Text segment
++++++++++
As Maarten correctly points out LCAS as currently defined is not a
signalling protocol, but enables a hitless bandwidth change.
There are couple of documents attached - justification.doc and proposal.doc.
Pls feel free to comment on the justification document and the actual
proposal document. The actual proposal document is a work in progress. The
justification document presents examples of scenarios where "dynamic"
real-time changes of bandwidths may be required and how a lightweight LCAS
may be used to solve it.
regards,
Krishna
-----Original Message-----
From: Dimitri Papadimitriou [mailto:dimitri.papadimitriou@alcatel.be]
Sent: Friday, November 16, 2001 10:28 AM
To: Maarten Vissers
Cc: ccamp; q11/15; t1x1.5
Subject: [T1X1.5] Re: LCAS and draft-mannie-ccamp-gmpls-lbm-tdm-00.txt
Maarten,
I think you have reach the main comparison point for this discussion
Let's start with this:
- If you want to achieve hitles adaption you need a real-time protocol
to synchronize both ends in some way (supporting the for instance LCAS)
this is a synchronous approach
- If you just want to add more capacity and you don't focus on a
'glitch'
perhaps very few millisecs when putting the capacity in use you can do
it in
a non-real time manner like with GMPLS - this is an asynchronous
approach
The major difference between both procedures is that GMPLS gives an
answer
how to allocate capacity across the network while LCAS relies on the
fact
that it is already available i.e. "provisioned" (see LCAS specification)
++++++++++
[A run of data]

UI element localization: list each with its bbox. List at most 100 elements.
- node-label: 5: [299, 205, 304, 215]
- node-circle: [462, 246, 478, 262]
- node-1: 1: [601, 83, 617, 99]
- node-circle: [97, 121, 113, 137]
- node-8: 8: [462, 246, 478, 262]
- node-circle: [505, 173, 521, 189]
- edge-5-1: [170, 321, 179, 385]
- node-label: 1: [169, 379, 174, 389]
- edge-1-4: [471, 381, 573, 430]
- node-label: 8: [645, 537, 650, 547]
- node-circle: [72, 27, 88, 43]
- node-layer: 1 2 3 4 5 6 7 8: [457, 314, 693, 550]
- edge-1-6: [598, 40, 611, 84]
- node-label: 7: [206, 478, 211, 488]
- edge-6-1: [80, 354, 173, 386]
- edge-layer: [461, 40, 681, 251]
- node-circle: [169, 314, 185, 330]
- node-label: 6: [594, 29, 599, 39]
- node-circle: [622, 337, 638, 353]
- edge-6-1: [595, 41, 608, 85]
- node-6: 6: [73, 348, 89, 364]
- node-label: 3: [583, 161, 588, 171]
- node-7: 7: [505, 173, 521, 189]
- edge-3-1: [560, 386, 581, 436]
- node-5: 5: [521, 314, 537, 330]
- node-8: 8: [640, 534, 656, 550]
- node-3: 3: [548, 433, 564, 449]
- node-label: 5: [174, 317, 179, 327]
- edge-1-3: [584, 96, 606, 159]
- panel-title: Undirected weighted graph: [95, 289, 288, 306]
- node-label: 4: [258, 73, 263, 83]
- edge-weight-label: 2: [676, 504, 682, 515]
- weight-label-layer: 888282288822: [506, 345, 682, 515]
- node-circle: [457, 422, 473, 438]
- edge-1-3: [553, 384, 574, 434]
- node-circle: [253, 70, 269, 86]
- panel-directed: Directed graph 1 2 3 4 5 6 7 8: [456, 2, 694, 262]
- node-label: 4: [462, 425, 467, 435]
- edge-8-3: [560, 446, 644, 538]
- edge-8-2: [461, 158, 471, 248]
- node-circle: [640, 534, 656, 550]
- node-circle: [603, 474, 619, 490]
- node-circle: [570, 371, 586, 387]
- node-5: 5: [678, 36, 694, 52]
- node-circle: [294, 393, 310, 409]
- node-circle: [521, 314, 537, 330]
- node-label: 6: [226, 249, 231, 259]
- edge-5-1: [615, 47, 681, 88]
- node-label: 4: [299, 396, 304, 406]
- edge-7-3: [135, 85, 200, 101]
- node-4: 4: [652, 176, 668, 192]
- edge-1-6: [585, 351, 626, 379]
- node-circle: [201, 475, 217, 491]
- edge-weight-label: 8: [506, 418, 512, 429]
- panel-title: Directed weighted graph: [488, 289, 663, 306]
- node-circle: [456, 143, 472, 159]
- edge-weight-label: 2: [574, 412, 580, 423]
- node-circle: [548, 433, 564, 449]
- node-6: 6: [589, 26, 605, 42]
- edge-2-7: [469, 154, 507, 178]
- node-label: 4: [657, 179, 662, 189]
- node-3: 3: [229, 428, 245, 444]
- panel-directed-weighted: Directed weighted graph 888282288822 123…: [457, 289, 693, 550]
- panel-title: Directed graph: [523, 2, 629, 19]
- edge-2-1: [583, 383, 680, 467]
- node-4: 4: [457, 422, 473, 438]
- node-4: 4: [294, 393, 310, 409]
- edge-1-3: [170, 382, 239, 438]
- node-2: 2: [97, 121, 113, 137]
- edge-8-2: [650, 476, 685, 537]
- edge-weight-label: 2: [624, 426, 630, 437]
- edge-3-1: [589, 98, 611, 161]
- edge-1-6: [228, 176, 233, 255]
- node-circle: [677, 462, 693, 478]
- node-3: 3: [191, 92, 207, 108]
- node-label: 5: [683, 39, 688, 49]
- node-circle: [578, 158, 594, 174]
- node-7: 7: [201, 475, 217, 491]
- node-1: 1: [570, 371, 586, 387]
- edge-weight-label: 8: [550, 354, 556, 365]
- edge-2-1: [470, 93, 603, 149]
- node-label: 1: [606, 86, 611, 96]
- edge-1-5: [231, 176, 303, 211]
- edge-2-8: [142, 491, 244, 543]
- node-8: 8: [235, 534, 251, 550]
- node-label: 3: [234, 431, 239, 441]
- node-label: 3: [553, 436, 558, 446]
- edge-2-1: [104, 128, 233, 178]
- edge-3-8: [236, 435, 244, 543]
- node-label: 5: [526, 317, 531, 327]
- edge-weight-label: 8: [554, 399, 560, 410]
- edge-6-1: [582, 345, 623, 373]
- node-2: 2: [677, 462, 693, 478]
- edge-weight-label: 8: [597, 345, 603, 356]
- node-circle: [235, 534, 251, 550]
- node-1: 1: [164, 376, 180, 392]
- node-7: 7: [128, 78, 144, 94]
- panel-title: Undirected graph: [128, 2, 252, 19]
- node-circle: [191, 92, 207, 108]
++++++++++
Objective
Carry on the email discussion of LCAS and GMPLS from the point where it stops.

Output of the task
for use and just has to be 'lit'.
Hope this will help the reader to undertstand that both methods have a
specific applicability scope, the GMPLS one is more adapted for dynamic
environments that do not use "provisioning" of the resources ... a real
bandwidth on demand service. I think this is what we have addressed
with this. And from what i understood this is what carriers are looking
for (since the bandwdith service is non-disruptive - if it can
accomodate
a very few ms -, flexible and doesn't require any pre-provisioning).
The second (LCAS) is adapted for services that could be sensitive, but
the price to pay is to provision the "resources". This is a static
approach of the problem. I think that both have a specific scope.
Regards,
- dimitri.
Maarten Vissers wrote:
>
> Eric, Dimitri,
>
> I quickly scanned through your draft-mannie-ccamp-gmpls-lbm-tdm-00.txt.
Doing so
> I got the impression that you completely misunderstand the purpose of
LCAS. LCAS
> is NOT a signalling protocol. It is totally unrelated as such to control
plane
> based connection management (GMPLS, ASON) or network management based
connection
> management.
>
> LCAS doesn't change the number of VC-n or ODUk trails in the network. If N
> trails are set up between the A-end and Z-end, LCAS helps to hitless
change the
> number of trails being used for the actual transport of the client signal;
i.e.
> if X (X<N) trails are being used, and the operator/user wants to increase
this
> number to X+1 or shrink it to X-1, then LCAS coordinates the steps at the
A-end
> and Z-end to make sure the increase/reduction is performed hitless.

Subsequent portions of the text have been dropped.